begin Exercise inputs

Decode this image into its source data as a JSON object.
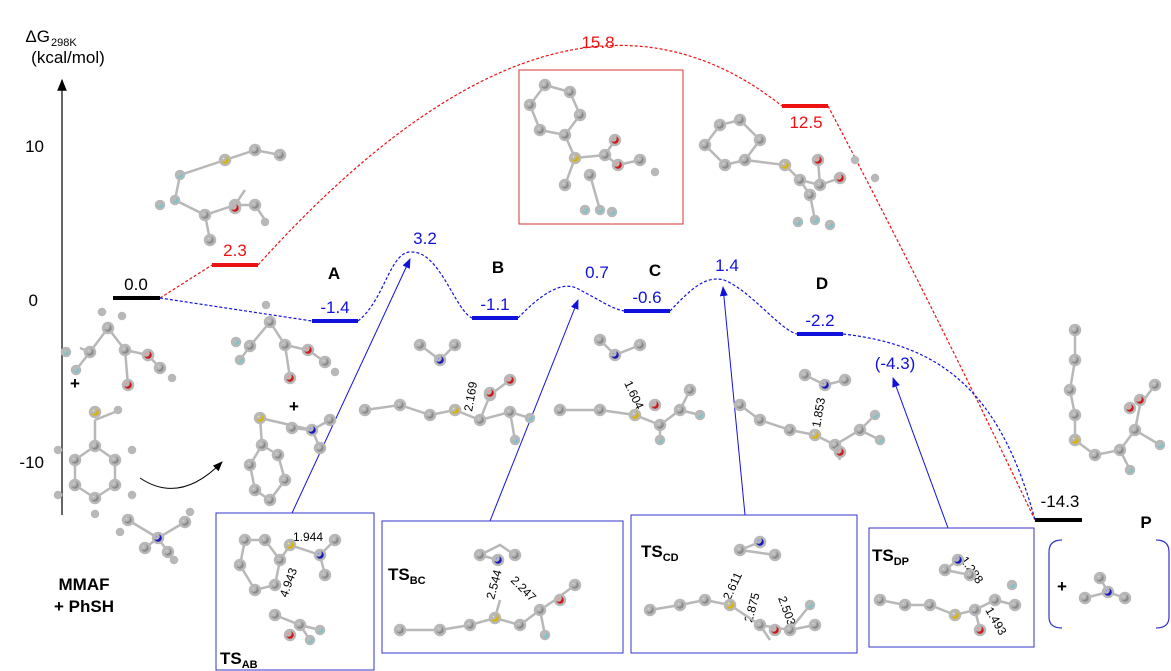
{
  "axis": {
    "label_line1_main": "ΔG",
    "label_line1_sub": "298K",
    "label_line2": "(kcal/mol)",
    "ticks": [
      {
        "value": 10,
        "label": "10"
      },
      {
        "value": 0,
        "label": "0"
      },
      {
        "value": -10,
        "label": "-10"
      }
    ]
  },
  "colors": {
    "main": "#1111dd",
    "direct": "#ee1111",
    "endpoint": "#000000",
    "box": "#3333cc"
  },
  "reactants": {
    "line1": "MMAF",
    "line2": "+ PhSH"
  },
  "product_label": "P",
  "states": [
    {
      "id": "start",
      "value": "0.0",
      "color": "black"
    },
    {
      "id": "A",
      "name": "A",
      "value": "-1.4",
      "color": "blue"
    },
    {
      "id": "TS_AB",
      "value": "3.2",
      "color": "blue"
    },
    {
      "id": "B",
      "name": "B",
      "value": "-1.1",
      "color": "blue"
    },
    {
      "id": "TS_BC",
      "value": "0.7",
      "color": "blue"
    },
    {
      "id": "C",
      "name": "C",
      "value": "-0.6",
      "color": "blue"
    },
    {
      "id": "TS_CD",
      "value": "1.4",
      "color": "blue"
    },
    {
      "id": "D",
      "name": "D",
      "value": "-2.2",
      "color": "blue"
    },
    {
      "id": "TS_DP",
      "value": "(-4.3)",
      "color": "blue"
    },
    {
      "id": "P",
      "value": "-14.3",
      "color": "black"
    },
    {
      "id": "int_red",
      "value": "2.3",
      "color": "red"
    },
    {
      "id": "int_red2",
      "value": "12.5",
      "color": "red"
    },
    {
      "id": "TS_red",
      "value": "15.8",
      "color": "red"
    }
  ],
  "ts_boxes": [
    {
      "id": "TS_AB",
      "main": "TS",
      "sub": "AB",
      "distances": [
        "1.944",
        "4.943"
      ]
    },
    {
      "id": "TS_BC",
      "main": "TS",
      "sub": "BC",
      "distances": [
        "2.544",
        "2.247"
      ]
    },
    {
      "id": "TS_CD",
      "main": "TS",
      "sub": "CD",
      "distances": [
        "2.611",
        "2.875",
        "2.503"
      ]
    },
    {
      "id": "TS_DP",
      "main": "TS",
      "sub": "DP",
      "distances": [
        "1.288",
        "1.493"
      ]
    }
  ],
  "intermediate_distances": {
    "B": "2.169",
    "C": "1.604",
    "D": "1.853"
  },
  "plus_signs": [
    "+",
    "+",
    "+"
  ]
}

end Exercise inputs

The request: Quote the records above in full, dropping each picture.

Result for this exercise:
Decode this image into its source data as a JSON object.
{
  "axis": {
    "label_line1_main": "ΔG",
    "label_line1_sub": "298K",
    "label_line2": "(kcal/mol)",
    "ticks": [
      {
        "value": 10,
        "label": "10"
      },
      {
        "value": 0,
        "label": "0"
      },
      {
        "value": -10,
        "label": "-10"
      }
    ]
  },
  "colors": {
    "main": "#1111dd",
    "direct": "#ee1111",
    "endpoint": "#000000",
    "box": "#3333cc"
  },
  "reactants": {
    "line1": "MMAF",
    "line2": "+ PhSH"
  },
  "product_label": "P",
  "states": [
    {
      "id": "start",
      "value": "0.0",
      "color": "black"
    },
    {
      "id": "A",
      "name": "A",
      "value": "-1.4",
      "color": "blue"
    },
    {
      "id": "TS_AB",
      "value": "3.2",
      "color": "blue"
    },
    {
      "id": "B",
      "name": "B",
      "value": "-1.1",
      "color": "blue"
    },
    {
      "id": "TS_BC",
      "value": "0.7",
      "color": "blue"
    },
    {
      "id": "C",
      "name": "C",
      "value": "-0.6",
      "color": "blue"
    },
    {
      "id": "TS_CD",
      "value": "1.4",
      "color": "blue"
    },
    {
      "id": "D",
      "name": "D",
      "value": "-2.2",
      "color": "blue"
    },
    {
      "id": "TS_DP",
      "value": "(-4.3)",
      "color": "blue"
    },
    {
      "id": "P",
      "value": "-14.3",
      "color": "black"
    },
    {
      "id": "int_red",
      "value": "2.3",
      "color": "red"
    },
    {
      "id": "int_red2",
      "value": "12.5",
      "color": "red"
    },
    {
      "id": "TS_red",
      "value": "15.8",
      "color": "red"
    }
  ],
  "ts_boxes": [
    {
      "id": "TS_AB",
      "main": "TS",
      "sub": "AB",
      "distances": [
        "1.944",
        "4.943"
      ]
    },
    {
      "id": "TS_BC",
      "main": "TS",
      "sub": "BC",
      "distances": [
        "2.544",
        "2.247"
      ]
    },
    {
      "id": "TS_CD",
      "main": "TS",
      "sub": "CD",
      "distances": [
        "2.611",
        "2.875",
        "2.503"
      ]
    },
    {
      "id": "TS_DP",
      "main": "TS",
      "sub": "DP",
      "distances": [
        "1.288",
        "1.493"
      ]
    }
  ],
  "intermediate_distances": {
    "B": "2.169",
    "C": "1.604",
    "D": "1.853"
  },
  "plus_signs": [
    "+",
    "+",
    "+"
  ]
}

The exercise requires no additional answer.